### Exercise description
Return everything from the first line of the records down to the line containing "rank-cell: 3위 bbox=[474, 386, 546, 519]", both ends included, reproduced verbatim.

### Input records
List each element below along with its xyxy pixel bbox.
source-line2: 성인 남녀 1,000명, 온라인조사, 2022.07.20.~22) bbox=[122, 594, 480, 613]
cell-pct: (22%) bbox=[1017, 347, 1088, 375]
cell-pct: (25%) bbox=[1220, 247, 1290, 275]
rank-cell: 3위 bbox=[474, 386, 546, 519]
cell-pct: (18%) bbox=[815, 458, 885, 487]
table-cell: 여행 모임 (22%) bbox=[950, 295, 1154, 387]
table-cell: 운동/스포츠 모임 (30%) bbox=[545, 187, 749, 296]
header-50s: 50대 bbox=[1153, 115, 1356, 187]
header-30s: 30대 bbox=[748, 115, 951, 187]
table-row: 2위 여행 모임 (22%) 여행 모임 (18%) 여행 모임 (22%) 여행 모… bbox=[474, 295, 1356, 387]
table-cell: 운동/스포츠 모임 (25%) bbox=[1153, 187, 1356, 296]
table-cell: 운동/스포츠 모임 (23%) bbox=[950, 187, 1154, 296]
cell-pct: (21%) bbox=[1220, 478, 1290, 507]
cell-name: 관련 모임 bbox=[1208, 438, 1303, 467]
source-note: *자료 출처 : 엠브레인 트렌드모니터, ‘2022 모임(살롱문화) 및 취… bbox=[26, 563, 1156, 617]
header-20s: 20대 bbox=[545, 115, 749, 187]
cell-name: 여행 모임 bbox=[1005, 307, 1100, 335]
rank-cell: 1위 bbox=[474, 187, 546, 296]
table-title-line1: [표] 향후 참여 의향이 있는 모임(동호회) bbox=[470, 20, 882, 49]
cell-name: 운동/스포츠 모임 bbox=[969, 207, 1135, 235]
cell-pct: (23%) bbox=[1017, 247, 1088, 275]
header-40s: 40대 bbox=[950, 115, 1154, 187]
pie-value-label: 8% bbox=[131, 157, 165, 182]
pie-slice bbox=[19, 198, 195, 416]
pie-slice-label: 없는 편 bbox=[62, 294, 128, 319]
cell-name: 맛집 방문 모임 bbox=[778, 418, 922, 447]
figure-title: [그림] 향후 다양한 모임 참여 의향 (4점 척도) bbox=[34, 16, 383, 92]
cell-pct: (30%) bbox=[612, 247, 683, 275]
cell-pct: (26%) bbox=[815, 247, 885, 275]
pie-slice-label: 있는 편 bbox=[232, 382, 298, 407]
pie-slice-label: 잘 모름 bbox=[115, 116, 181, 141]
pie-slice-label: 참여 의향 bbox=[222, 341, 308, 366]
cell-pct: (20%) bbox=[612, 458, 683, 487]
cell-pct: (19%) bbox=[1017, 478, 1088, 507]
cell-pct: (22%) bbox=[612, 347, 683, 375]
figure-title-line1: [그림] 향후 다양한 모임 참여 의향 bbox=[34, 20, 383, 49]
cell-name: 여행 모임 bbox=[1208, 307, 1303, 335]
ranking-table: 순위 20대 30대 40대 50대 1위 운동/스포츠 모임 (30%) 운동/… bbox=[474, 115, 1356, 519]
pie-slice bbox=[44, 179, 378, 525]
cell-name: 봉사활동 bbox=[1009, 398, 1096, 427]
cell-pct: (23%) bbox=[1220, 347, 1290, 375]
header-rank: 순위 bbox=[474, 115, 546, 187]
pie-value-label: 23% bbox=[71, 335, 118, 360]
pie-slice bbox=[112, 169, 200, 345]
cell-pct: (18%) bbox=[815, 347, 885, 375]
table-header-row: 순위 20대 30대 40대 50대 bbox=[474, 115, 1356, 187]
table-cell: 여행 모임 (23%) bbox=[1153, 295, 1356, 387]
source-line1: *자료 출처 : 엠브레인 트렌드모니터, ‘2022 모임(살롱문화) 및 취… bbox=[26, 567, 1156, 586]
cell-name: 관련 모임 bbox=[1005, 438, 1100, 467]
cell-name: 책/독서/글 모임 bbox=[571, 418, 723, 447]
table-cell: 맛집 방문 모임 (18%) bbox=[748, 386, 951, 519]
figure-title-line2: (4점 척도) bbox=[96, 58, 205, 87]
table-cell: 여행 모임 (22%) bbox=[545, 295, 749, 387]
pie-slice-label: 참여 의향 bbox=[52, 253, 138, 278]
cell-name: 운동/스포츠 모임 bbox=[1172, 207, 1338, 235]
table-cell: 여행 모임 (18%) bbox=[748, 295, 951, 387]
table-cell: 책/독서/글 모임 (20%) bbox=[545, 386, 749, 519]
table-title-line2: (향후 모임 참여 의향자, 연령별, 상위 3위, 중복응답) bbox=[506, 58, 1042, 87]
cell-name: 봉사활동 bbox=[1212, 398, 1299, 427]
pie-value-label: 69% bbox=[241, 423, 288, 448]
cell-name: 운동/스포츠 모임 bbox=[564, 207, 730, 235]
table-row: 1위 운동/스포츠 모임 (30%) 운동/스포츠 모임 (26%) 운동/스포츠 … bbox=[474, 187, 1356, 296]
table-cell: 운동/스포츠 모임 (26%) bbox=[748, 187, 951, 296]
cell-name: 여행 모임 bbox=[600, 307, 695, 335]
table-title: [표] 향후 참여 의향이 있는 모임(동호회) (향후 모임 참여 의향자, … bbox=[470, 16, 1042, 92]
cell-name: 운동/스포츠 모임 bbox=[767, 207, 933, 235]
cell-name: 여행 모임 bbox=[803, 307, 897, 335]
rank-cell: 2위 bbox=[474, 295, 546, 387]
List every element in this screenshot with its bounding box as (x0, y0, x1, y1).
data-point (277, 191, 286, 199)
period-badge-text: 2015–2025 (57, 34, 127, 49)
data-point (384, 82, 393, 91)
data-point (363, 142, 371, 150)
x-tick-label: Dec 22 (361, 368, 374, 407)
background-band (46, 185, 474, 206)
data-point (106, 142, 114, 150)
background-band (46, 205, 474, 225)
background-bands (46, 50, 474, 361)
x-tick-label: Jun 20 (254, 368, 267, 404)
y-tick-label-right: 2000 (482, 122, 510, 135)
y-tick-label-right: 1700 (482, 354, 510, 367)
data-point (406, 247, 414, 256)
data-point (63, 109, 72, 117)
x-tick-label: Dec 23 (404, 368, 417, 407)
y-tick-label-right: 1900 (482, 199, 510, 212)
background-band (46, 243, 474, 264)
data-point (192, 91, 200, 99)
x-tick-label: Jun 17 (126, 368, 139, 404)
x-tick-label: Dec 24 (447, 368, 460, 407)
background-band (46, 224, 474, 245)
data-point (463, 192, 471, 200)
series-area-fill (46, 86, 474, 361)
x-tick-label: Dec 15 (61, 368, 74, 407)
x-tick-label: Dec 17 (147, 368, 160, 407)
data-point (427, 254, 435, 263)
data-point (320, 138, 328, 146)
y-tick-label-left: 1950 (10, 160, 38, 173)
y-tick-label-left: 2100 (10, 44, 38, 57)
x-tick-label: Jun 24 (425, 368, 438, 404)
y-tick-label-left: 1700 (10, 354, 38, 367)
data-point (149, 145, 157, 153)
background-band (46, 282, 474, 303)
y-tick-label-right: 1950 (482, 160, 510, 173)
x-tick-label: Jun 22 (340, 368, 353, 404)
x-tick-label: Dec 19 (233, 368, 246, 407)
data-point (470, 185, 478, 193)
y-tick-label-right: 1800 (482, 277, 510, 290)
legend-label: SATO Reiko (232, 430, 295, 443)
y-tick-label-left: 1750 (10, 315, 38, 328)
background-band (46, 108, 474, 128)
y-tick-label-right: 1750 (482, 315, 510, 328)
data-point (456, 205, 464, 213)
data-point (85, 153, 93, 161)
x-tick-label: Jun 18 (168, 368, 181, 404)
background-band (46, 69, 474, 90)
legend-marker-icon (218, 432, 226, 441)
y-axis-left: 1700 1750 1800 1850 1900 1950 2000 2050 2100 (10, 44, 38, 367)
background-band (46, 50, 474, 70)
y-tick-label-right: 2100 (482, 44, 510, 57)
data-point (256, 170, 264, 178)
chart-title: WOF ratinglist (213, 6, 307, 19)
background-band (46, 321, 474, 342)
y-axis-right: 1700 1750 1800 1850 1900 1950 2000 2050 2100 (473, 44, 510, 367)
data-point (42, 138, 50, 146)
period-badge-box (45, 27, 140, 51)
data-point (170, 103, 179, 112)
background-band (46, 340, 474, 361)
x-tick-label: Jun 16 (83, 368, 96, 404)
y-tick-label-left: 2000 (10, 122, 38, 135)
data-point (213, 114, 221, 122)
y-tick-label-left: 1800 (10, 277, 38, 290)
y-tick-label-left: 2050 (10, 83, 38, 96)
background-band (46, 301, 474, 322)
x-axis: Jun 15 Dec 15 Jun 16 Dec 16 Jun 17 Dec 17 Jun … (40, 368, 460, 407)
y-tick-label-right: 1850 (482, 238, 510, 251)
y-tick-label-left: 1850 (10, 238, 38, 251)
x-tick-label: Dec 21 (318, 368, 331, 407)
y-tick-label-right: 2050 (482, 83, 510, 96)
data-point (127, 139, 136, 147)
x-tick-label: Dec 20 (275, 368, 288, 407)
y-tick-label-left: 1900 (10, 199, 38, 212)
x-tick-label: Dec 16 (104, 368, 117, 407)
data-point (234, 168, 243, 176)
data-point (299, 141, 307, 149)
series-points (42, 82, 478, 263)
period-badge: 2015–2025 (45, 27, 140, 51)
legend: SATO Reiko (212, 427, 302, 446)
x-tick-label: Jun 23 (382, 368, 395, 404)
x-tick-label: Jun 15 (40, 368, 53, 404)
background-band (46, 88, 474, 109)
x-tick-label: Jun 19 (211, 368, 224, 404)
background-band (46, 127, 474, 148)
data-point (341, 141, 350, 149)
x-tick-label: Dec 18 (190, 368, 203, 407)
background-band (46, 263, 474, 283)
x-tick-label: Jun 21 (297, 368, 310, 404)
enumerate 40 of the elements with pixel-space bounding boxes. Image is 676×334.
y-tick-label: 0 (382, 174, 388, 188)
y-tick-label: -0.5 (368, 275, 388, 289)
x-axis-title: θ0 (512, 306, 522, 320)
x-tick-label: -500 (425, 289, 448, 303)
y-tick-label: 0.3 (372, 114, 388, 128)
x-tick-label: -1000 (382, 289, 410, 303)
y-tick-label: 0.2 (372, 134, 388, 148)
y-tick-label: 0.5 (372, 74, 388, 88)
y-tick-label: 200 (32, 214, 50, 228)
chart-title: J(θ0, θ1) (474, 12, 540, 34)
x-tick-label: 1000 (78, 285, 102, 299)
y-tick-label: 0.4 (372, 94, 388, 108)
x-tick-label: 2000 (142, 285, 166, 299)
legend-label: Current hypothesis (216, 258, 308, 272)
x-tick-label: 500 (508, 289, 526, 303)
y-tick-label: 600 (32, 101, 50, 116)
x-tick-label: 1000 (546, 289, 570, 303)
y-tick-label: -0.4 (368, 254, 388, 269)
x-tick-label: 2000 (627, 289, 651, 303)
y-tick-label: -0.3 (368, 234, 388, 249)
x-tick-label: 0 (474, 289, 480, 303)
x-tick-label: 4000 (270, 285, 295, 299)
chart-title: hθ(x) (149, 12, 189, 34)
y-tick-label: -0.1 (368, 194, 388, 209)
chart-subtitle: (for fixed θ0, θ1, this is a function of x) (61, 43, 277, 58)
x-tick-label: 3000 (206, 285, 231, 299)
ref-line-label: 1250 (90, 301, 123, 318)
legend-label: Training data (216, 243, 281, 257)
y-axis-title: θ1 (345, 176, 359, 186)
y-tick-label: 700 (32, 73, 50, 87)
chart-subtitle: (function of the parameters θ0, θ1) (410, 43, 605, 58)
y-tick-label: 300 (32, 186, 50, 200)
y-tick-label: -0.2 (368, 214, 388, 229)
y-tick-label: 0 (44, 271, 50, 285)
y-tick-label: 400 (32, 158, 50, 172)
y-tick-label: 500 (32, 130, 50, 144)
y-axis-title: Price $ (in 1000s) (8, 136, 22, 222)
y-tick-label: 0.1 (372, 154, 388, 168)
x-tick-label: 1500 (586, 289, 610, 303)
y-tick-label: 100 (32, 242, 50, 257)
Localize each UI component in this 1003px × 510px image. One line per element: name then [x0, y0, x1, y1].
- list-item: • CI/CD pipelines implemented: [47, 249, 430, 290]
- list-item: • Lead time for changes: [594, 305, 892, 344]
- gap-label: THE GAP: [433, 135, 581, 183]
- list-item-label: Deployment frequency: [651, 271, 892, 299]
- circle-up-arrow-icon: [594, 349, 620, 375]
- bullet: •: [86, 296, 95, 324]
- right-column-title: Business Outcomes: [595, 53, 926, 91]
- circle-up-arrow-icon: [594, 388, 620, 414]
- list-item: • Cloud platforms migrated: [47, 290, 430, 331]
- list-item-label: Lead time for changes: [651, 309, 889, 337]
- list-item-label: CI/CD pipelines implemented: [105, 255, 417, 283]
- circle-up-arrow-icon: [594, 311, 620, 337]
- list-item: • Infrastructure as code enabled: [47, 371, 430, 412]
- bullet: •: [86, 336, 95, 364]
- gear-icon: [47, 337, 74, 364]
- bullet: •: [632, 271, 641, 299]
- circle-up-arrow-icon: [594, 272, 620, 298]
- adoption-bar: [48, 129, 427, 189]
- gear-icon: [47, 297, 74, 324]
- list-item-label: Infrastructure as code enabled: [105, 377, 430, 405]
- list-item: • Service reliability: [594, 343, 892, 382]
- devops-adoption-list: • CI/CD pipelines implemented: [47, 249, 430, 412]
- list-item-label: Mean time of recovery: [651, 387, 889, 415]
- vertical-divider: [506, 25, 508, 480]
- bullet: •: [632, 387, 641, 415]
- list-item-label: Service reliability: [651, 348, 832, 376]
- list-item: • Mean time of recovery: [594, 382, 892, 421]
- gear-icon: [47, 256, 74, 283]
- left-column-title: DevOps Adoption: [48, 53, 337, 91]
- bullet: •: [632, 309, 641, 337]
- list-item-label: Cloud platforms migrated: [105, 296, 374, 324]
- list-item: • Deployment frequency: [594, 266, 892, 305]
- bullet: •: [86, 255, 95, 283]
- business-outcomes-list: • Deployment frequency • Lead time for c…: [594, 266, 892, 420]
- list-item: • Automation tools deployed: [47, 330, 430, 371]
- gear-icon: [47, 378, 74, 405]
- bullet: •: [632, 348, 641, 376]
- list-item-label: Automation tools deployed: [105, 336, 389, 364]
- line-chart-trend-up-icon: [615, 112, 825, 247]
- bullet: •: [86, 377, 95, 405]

### The answer
List each element below along with its xyxy pixel bbox.
source-line2: 성인 남녀 1,000명, 온라인조사, 2022.07.20.~22) bbox=[122, 594, 480, 613]
cell-pct: (22%) bbox=[1017, 347, 1088, 375]
cell-pct: (25%) bbox=[1220, 247, 1290, 275]
rank-cell: 3위 bbox=[474, 386, 546, 519]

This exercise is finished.